• _WHAT IS NEEDED_: Below are some entries. Output each one exactly as it appears.

• _DATA FOR THIS EXERCISE_:
>>>>
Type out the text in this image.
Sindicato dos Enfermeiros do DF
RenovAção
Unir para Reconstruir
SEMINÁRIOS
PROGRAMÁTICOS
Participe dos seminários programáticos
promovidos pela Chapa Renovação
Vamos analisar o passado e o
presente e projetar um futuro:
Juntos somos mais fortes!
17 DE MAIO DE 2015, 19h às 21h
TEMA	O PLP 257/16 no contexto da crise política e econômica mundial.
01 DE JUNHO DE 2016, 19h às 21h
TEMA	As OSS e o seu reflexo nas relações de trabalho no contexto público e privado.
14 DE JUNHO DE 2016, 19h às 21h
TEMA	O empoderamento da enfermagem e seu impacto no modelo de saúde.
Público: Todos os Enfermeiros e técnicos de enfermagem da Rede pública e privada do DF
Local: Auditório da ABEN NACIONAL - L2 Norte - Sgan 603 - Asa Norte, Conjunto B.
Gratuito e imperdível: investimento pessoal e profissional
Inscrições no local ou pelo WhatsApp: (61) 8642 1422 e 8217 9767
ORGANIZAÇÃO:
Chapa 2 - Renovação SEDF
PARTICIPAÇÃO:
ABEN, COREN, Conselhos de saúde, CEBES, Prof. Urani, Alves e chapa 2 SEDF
<<<<
• _IN RESPONSE_:
Type out the text in this image.
Sindicato dos Enfermeiros do DF
RenovAção
Unir para Reconstruir
SEMINÁRIOS
PROGRAMÁTICOS
Participe dos seminários programáticos
promovidos pela Chapa Renovação
Vamos analisar o passado e o
presente e projetar um futuro:
Juntos somos mais fortes!
17 DE MAIO DE 2015, 19h às 21h
TEMA	O PLP 257/16 no contexto da crise política e econômica mundial.
01 DE JUNHO DE 2016, 19h às 21h
TEMA	As OSS e o seu reflexo nas relações de trabalho no contexto público e privado.
14 DE JUNHO DE 2016, 19h às 21h
TEMA	O empoderamento da enfermagem e seu impacto no modelo de saúde.
Público: Todos os Enfermeiros e técnicos de enfermagem da Rede pública e privada do DF
Local: Auditório da ABEN NACIONAL - L2 Norte - Sgan 603 - Asa Norte, Conjunto B.
Gratuito e imperdível: investimento pessoal e profissional
Inscrições no local ou pelo WhatsApp: (61) 8642 1422 e 8217 9767
ORGANIZAÇÃO:
Chapa 2 - Renovação SEDF
PARTICIPAÇÃO:
ABEN, COREN, Conselhos de saúde, CEBES, Prof. Urani, Alves e chapa 2 SEDF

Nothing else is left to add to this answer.